### Task description:
Can you reproduce the lines below exactly as they appear, leaving out the pictures?

### Given data:
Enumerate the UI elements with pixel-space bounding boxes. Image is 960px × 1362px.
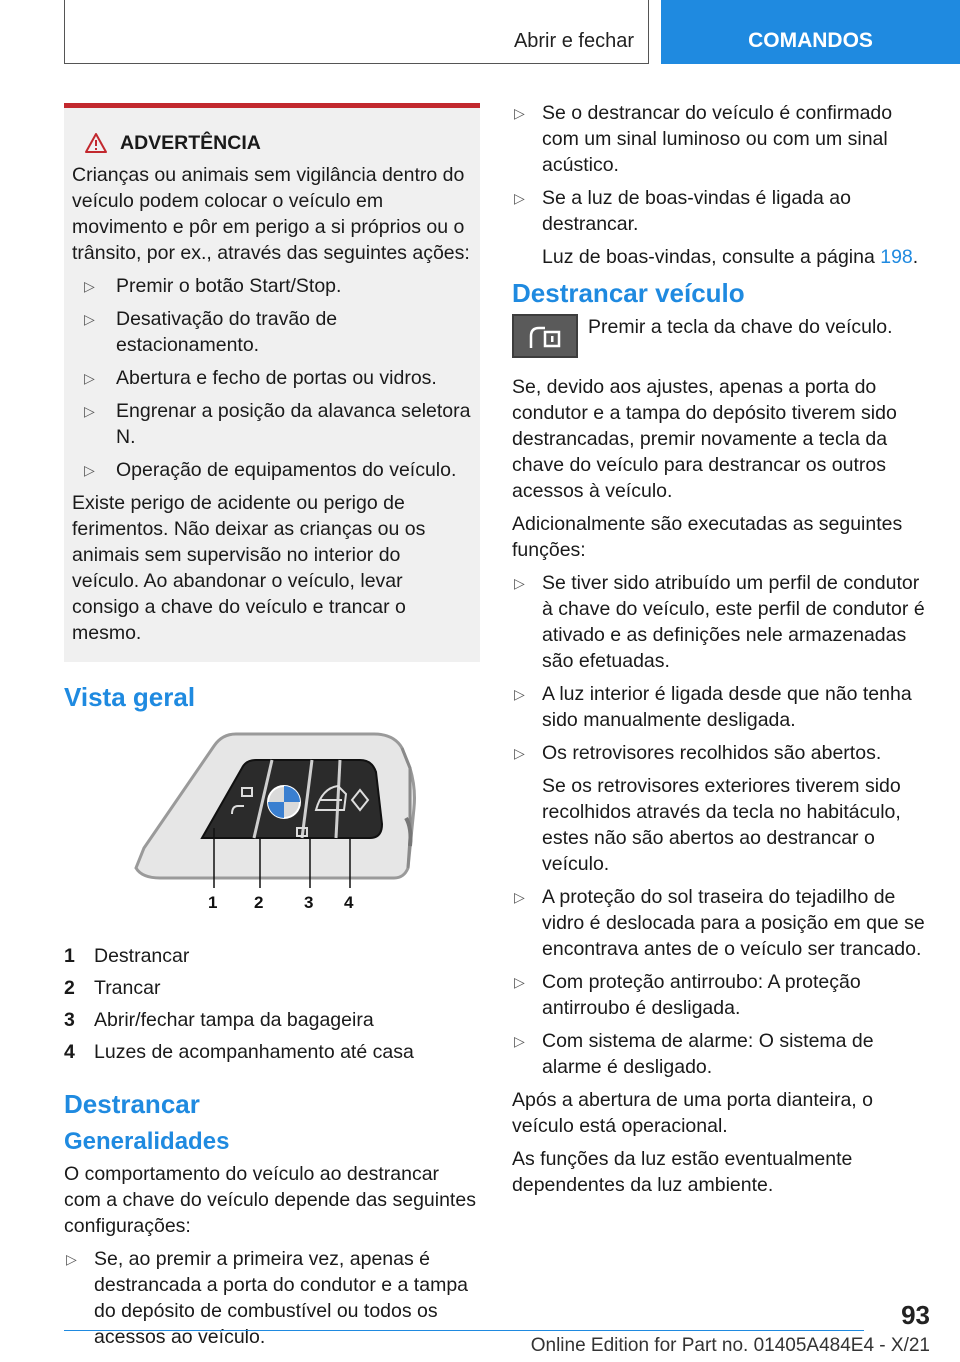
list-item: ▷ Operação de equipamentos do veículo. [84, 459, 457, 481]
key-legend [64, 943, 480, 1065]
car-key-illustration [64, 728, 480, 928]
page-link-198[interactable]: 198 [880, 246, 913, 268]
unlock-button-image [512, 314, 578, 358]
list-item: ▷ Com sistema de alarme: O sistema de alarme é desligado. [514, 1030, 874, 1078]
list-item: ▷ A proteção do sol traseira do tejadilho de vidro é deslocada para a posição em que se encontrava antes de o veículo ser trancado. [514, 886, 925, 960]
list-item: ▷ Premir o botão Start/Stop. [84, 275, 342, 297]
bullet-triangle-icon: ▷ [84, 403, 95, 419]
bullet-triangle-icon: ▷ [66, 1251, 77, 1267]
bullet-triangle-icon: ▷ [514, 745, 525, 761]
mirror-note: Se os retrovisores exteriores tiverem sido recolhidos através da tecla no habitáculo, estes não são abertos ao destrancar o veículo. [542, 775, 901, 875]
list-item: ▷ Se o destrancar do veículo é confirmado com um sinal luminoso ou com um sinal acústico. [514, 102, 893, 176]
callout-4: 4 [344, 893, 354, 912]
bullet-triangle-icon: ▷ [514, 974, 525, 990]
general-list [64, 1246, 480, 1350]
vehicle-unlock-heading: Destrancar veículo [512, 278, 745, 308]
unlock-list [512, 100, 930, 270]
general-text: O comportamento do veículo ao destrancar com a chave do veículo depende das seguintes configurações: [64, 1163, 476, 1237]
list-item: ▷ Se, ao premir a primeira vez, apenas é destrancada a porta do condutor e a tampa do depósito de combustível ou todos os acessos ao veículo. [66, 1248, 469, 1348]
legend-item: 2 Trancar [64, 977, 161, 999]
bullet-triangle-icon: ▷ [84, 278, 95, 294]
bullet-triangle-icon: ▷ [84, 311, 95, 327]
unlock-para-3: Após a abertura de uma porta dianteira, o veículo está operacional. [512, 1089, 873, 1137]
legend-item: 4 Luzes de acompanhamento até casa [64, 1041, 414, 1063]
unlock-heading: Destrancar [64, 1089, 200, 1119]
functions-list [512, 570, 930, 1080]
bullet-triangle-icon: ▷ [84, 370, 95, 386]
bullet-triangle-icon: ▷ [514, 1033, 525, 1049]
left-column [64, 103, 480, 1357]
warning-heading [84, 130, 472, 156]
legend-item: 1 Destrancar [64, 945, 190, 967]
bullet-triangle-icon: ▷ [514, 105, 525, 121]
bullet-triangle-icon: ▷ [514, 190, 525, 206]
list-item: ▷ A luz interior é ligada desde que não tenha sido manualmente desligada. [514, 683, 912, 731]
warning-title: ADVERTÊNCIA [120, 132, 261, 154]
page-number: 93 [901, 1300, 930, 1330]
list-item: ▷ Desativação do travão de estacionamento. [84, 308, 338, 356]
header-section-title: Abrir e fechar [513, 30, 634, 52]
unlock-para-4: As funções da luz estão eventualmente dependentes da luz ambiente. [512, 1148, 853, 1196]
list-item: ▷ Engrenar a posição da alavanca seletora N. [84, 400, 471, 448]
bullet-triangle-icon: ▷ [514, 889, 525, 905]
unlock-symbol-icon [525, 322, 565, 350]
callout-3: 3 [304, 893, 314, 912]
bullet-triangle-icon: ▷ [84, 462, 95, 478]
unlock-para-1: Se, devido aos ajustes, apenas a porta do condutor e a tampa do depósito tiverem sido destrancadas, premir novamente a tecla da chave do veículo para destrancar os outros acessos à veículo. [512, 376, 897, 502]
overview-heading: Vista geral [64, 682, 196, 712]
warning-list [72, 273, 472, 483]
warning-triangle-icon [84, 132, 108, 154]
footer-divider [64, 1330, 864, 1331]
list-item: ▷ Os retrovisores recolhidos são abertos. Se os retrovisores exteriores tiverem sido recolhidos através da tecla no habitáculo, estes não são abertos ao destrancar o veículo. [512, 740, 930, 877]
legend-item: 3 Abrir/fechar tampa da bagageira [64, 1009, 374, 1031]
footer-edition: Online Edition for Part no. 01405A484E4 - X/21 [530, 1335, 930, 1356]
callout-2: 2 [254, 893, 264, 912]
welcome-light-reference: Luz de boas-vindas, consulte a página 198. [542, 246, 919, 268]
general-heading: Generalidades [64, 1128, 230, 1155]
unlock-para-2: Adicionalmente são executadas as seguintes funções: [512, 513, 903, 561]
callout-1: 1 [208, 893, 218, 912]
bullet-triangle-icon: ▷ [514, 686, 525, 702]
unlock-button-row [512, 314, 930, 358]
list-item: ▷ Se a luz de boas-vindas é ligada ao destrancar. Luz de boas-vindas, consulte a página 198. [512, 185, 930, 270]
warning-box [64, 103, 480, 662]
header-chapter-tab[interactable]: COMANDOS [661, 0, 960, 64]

### Exercise output:
Enumerate the UI elements with pixel-space bounding boxes. Image is 960px × 1362px.
list-item: ▷ Operação de equipamentos do veículo. [84, 459, 457, 481]
key-legend [64, 943, 480, 1065]
car-key-illustration [64, 728, 480, 928]
page-link-198[interactable]: 198 [880, 246, 913, 268]
unlock-button-image [512, 314, 578, 358]
list-item: ▷ Com sistema de alarme: O sistema de alarme é desligado. [514, 1030, 874, 1078]
list-item: ▷ A proteção do sol traseira do tejadilho de vidro é deslocada para a posição em que se encontrava antes de o veículo ser trancado. [514, 886, 925, 960]
list-item: ▷ Premir o botão Start/Stop. [84, 275, 342, 297]
bullet-triangle-icon: ▷ [84, 403, 95, 419]
bullet-triangle-icon: ▷ [66, 1251, 77, 1267]
bullet-triangle-icon: ▷ [514, 745, 525, 761]
mirror-note: Se os retrovisores exteriores tiverem sido recolhidos através da tecla no habitáculo, estes não são abertos ao destrancar o veículo. [542, 775, 901, 875]
list-item: ▷ Se o destrancar do veículo é confirmado com um sinal luminoso ou com um sinal acústico. [514, 102, 893, 176]
callout-4: 4 [344, 893, 354, 912]
bullet-triangle-icon: ▷ [514, 974, 525, 990]
general-list [64, 1246, 480, 1350]
vehicle-unlock-heading: Destrancar veículo [512, 278, 745, 308]
unlock-list [512, 100, 930, 270]
general-text: O comportamento do veículo ao destrancar com a chave do veículo depende das seguintes configurações: [64, 1163, 476, 1237]
list-item: ▷ Se, ao premir a primeira vez, apenas é destrancada a porta do condutor e a tampa do depósito de combustível ou todos os acessos ao veículo. [66, 1248, 469, 1348]
legend-item: 2 Trancar [64, 977, 161, 999]
bullet-triangle-icon: ▷ [84, 278, 95, 294]
bullet-triangle-icon: ▷ [84, 311, 95, 327]
unlock-para-3: Após a abertura de uma porta dianteira, o veículo está operacional. [512, 1089, 873, 1137]
legend-item: 4 Luzes de acompanhamento até casa [64, 1041, 414, 1063]
unlock-heading: Destrancar [64, 1089, 200, 1119]
functions-list [512, 570, 930, 1080]
bullet-triangle-icon: ▷ [84, 370, 95, 386]
bullet-triangle-icon: ▷ [514, 1033, 525, 1049]
left-column [64, 103, 480, 1357]
warning-heading [84, 130, 472, 156]
legend-item: 1 Destrancar [64, 945, 190, 967]
bullet-triangle-icon: ▷ [514, 105, 525, 121]
bullet-triangle-icon: ▷ [514, 190, 525, 206]
list-item: ▷ A luz interior é ligada desde que não tenha sido manualmente desligada. [514, 683, 912, 731]
warning-title: ADVERTÊNCIA [120, 132, 261, 154]
page-number: 93 [901, 1300, 930, 1330]
list-item: ▷ Desativação do travão de estacionamento. [84, 308, 338, 356]
header-section-title: Abrir e fechar [513, 30, 634, 52]
unlock-para-4: As funções da luz estão eventualmente dependentes da luz ambiente. [512, 1148, 853, 1196]
list-item: ▷ Engrenar a posição da alavanca seletora N. [84, 400, 471, 448]
bullet-triangle-icon: ▷ [514, 889, 525, 905]
unlock-symbol-icon [525, 322, 565, 350]
callout-3: 3 [304, 893, 314, 912]
bullet-triangle-icon: ▷ [84, 462, 95, 478]
unlock-para-1: Se, devido aos ajustes, apenas a porta do condutor e a tampa do depósito tiverem sido destrancadas, premir novamente a tecla da chave do veículo para destrancar os outros acessos à veículo. [512, 376, 897, 502]
overview-heading: Vista geral [64, 682, 196, 712]
warning-list [72, 273, 472, 483]
warning-triangle-icon [84, 132, 108, 154]
footer-divider [64, 1330, 864, 1331]
list-item: ▷ Os retrovisores recolhidos são abertos. Se os retrovisores exteriores tiverem sido recolhidos através da tecla no habitáculo, estes não são abertos ao destrancar o veículo. [512, 740, 930, 877]
legend-item: 3 Abrir/fechar tampa da bagageira [64, 1009, 374, 1031]
footer-edition: Online Edition for Part no. 01405A484E4 - X/21 [530, 1335, 930, 1356]
callout-2: 2 [254, 893, 264, 912]
welcome-light-reference: Luz de boas-vindas, consulte a página 198. [542, 246, 919, 268]
general-heading: Generalidades [64, 1128, 230, 1155]
unlock-para-2: Adicionalmente são executadas as seguintes funções: [512, 513, 903, 561]
callout-1: 1 [208, 893, 218, 912]
bullet-triangle-icon: ▷ [514, 686, 525, 702]
unlock-button-row [512, 314, 930, 358]
list-item: ▷ Se a luz de boas-vindas é ligada ao destrancar. Luz de boas-vindas, consulte a página 198. [512, 185, 930, 270]
warning-box [64, 103, 480, 662]
header-chapter-tab[interactable]: COMANDOS [661, 0, 960, 64]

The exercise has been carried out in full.